begin DATASET RECORDS

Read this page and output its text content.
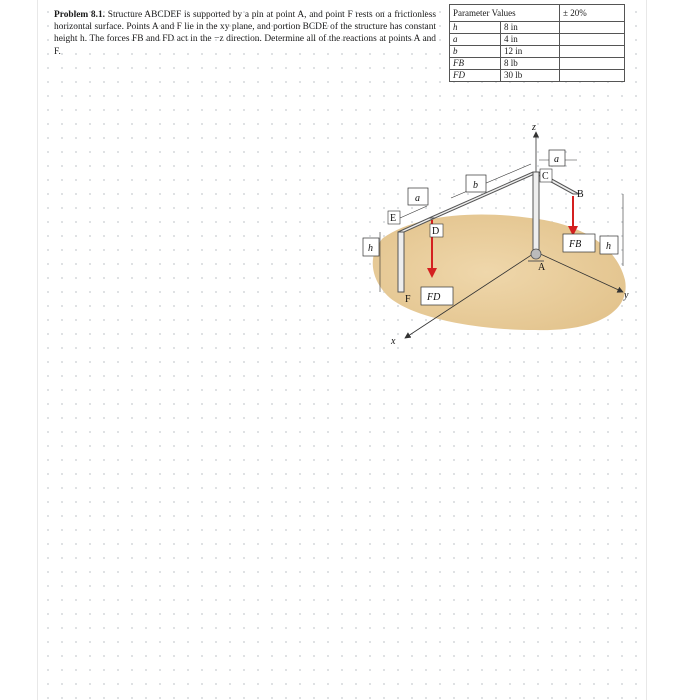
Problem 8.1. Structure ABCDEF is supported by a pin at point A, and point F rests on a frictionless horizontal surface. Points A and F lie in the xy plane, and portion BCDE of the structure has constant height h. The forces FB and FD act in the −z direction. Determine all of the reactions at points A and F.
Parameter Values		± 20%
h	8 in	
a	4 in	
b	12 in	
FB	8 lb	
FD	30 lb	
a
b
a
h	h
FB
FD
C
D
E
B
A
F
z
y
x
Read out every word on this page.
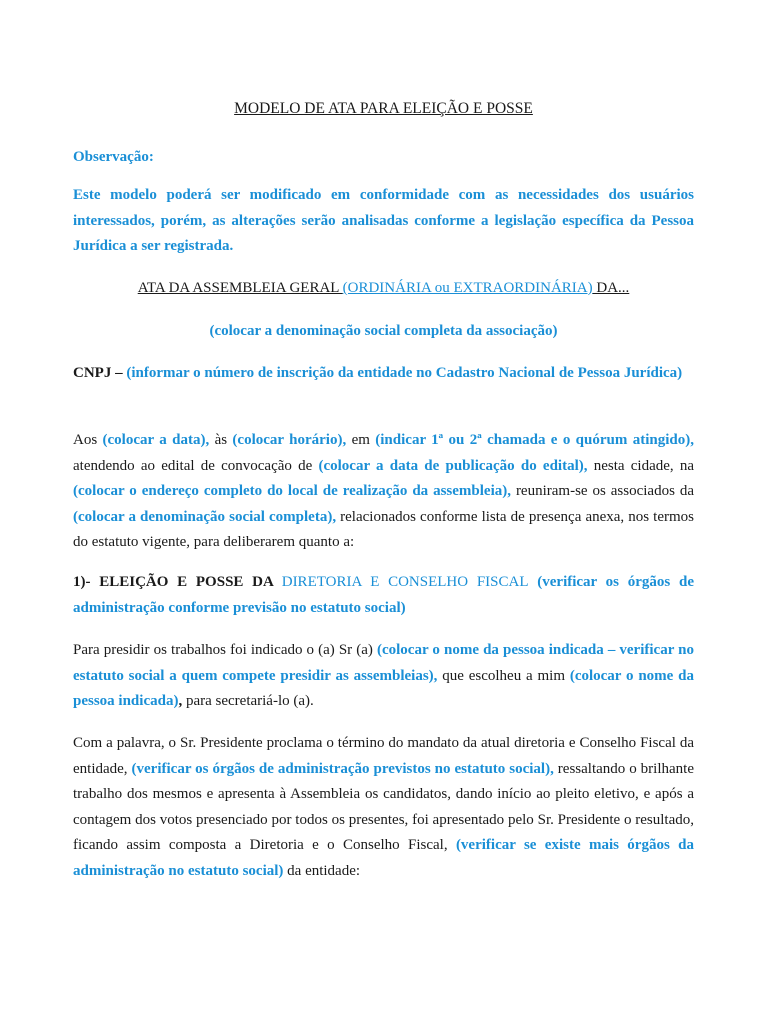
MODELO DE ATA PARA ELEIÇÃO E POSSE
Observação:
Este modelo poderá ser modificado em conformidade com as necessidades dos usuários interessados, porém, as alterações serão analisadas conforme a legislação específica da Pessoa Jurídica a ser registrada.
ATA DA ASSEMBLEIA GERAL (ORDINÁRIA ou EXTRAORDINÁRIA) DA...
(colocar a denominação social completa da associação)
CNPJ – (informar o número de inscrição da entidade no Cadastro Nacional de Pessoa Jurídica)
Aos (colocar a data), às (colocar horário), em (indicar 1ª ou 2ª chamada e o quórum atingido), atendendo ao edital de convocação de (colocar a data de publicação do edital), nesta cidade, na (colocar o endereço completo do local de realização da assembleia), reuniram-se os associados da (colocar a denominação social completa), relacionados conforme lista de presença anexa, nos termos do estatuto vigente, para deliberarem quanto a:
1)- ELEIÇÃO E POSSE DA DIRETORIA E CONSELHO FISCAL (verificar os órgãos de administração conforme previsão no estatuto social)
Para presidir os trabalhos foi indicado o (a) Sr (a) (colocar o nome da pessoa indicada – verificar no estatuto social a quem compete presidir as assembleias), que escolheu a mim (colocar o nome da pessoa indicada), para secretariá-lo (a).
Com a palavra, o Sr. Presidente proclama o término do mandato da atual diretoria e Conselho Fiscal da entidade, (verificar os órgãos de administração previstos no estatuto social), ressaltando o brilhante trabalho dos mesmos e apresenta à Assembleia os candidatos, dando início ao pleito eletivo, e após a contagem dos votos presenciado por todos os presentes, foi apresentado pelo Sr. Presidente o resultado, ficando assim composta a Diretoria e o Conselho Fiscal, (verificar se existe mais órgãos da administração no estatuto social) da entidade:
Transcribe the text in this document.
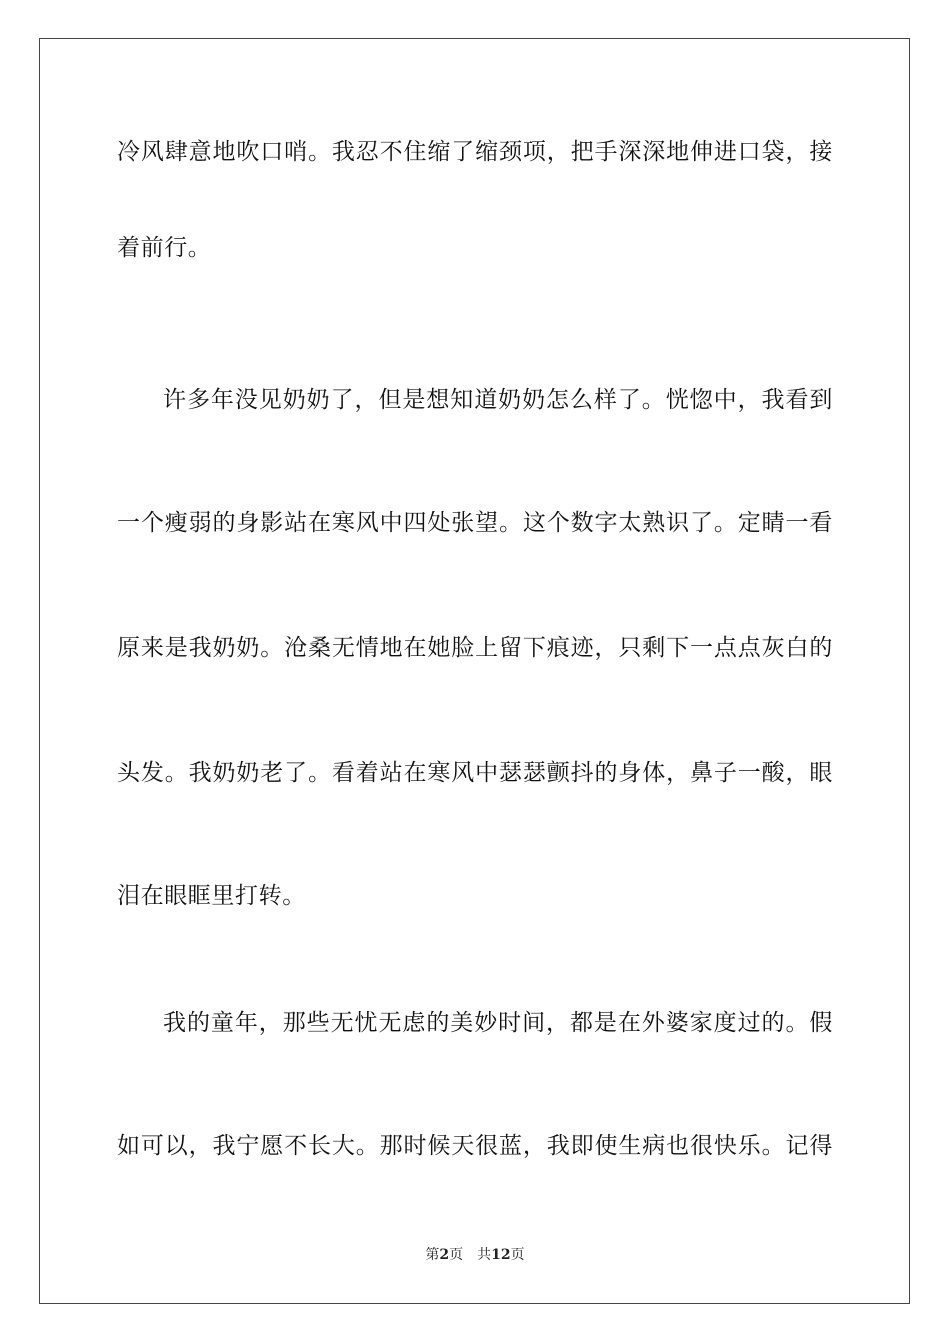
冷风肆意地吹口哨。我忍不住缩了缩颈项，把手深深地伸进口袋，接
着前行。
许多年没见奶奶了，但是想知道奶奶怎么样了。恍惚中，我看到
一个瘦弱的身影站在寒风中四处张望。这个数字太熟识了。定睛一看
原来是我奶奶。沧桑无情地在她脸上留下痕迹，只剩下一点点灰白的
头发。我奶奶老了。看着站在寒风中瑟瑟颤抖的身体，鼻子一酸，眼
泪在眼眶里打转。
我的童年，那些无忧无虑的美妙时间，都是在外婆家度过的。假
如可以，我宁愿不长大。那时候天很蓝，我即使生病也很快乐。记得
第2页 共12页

end DATASET RECORDS

▶ WRITTEN TASK: Your task is to set down the records shown above exactly, minus any pictures.

▶ IN RESPONSE:
Read this page and output its text content.
Problem 8.1. Structure ABCDEF is supported by a pin at point A, and point F rests on a frictionless horizontal surface. Points A and F lie in the xy plane, and portion BCDE of the structure has constant height h. The forces FB and FD act in the −z direction. Determine all of the reactions at points A and F.
Parameter Values		± 20%
h	8 in	
a	4 in	
b	12 in	
FB	8 lb	
FD	30 lb	
a
b
a
h	h
FB
FD
C
D
E
B
A
F
z
y
x
Read out every word on this page.
MODELO DE ATA PARA ELEIÇÃO E POSSE
Observação:
Este modelo poderá ser modificado em conformidade com as necessidades dos usuários interessados, porém, as alterações serão analisadas conforme a legislação específica da Pessoa Jurídica a ser registrada.
ATA DA ASSEMBLEIA GERAL (ORDINÁRIA ou EXTRAORDINÁRIA) DA...
(colocar a denominação social completa da associação)
CNPJ – (informar o número de inscrição da entidade no Cadastro Nacional de Pessoa Jurídica)
Aos (colocar a data), às (colocar horário), em (indicar 1ª ou 2ª chamada e o quórum atingido), atendendo ao edital de convocação de (colocar a data de publicação do edital), nesta cidade, na (colocar o endereço completo do local de realização da assembleia), reuniram-se os associados da (colocar a denominação social completa), relacionados conforme lista de presença anexa, nos termos do estatuto vigente, para deliberarem quanto a:
1)- ELEIÇÃO E POSSE DA DIRETORIA E CONSELHO FISCAL (verificar os órgãos de administração conforme previsão no estatuto social)
Para presidir os trabalhos foi indicado o (a) Sr (a) (colocar o nome da pessoa indicada – verificar no estatuto social a quem compete presidir as assembleias), que escolheu a mim (colocar o nome da pessoa indicada), para secretariá-lo (a).
Com a palavra, o Sr. Presidente proclama o término do mandato da atual diretoria e Conselho Fiscal da entidade, (verificar os órgãos de administração previstos no estatuto social), ressaltando o brilhante trabalho dos mesmos e apresenta à Assembleia os candidatos, dando início ao pleito eletivo, e após a contagem dos votos presenciado por todos os presentes, foi apresentado pelo Sr. Presidente o resultado, ficando assim composta a Diretoria e o Conselho Fiscal, (verificar se existe mais órgãos da administração no estatuto social) da entidade:
Transcribe the text in this document.
冷风肆意地吹口哨。我忍不住缩了缩颈项，把手深深地伸进口袋，接
着前行。
许多年没见奶奶了，但是想知道奶奶怎么样了。恍惚中，我看到
一个瘦弱的身影站在寒风中四处张望。这个数字太熟识了。定睛一看
原来是我奶奶。沧桑无情地在她脸上留下痕迹，只剩下一点点灰白的
头发。我奶奶老了。看着站在寒风中瑟瑟颤抖的身体，鼻子一酸，眼
泪在眼眶里打转。
我的童年，那些无忧无虑的美妙时间，都是在外婆家度过的。假
如可以，我宁愿不长大。那时候天很蓝，我即使生病也很快乐。记得
第2页 共12页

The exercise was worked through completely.